** start of AVAILABLE RECORDS **

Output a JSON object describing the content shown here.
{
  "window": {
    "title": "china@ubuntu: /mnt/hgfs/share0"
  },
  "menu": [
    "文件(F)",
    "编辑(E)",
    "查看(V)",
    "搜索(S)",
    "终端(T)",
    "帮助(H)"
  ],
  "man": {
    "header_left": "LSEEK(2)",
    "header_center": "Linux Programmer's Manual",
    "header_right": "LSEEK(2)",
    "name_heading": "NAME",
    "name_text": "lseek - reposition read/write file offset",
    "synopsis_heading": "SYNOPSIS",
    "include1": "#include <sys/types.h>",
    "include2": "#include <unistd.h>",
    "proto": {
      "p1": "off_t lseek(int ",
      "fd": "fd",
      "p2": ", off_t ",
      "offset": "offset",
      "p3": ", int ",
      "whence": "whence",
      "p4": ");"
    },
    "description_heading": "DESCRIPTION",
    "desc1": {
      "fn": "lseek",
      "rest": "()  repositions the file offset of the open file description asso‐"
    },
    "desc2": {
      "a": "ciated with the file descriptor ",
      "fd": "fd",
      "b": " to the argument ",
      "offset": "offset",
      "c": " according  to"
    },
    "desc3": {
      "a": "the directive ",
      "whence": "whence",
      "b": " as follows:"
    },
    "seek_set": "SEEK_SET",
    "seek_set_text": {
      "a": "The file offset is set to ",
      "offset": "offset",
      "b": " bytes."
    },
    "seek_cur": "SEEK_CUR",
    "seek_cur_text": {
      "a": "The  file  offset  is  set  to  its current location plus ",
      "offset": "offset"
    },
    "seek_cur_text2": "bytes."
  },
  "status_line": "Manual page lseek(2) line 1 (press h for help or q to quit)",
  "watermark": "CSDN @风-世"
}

** end of AVAILABLE RECORDS **

• [TASK BRIEF]:
Return every entry verbatim.

• [OUTPUT OF THE EXERCISE]:
Output a JSON object describing the content shown here.
{
  "window": {
    "title": "china@ubuntu: /mnt/hgfs/share0"
  },
  "menu": [
    "文件(F)",
    "编辑(E)",
    "查看(V)",
    "搜索(S)",
    "终端(T)",
    "帮助(H)"
  ],
  "man": {
    "header_left": "LSEEK(2)",
    "header_center": "Linux Programmer's Manual",
    "header_right": "LSEEK(2)",
    "name_heading": "NAME",
    "name_text": "lseek - reposition read/write file offset",
    "synopsis_heading": "SYNOPSIS",
    "include1": "#include <sys/types.h>",
    "include2": "#include <unistd.h>",
    "proto": {
      "p1": "off_t lseek(int ",
      "fd": "fd",
      "p2": ", off_t ",
      "offset": "offset",
      "p3": ", int ",
      "whence": "whence",
      "p4": ");"
    },
    "description_heading": "DESCRIPTION",
    "desc1": {
      "fn": "lseek",
      "rest": "()  repositions the file offset of the open file description asso‐"
    },
    "desc2": {
      "a": "ciated with the file descriptor ",
      "fd": "fd",
      "b": " to the argument ",
      "offset": "offset",
      "c": " according  to"
    },
    "desc3": {
      "a": "the directive ",
      "whence": "whence",
      "b": " as follows:"
    },
    "seek_set": "SEEK_SET",
    "seek_set_text": {
      "a": "The file offset is set to ",
      "offset": "offset",
      "b": " bytes."
    },
    "seek_cur": "SEEK_CUR",
    "seek_cur_text": {
      "a": "The  file  offset  is  set  to  its current location plus ",
      "offset": "offset"
    },
    "seek_cur_text2": "bytes."
  },
  "status_line": "Manual page lseek(2) line 1 (press h for help or q to quit)",
  "watermark": "CSDN @风-世"
}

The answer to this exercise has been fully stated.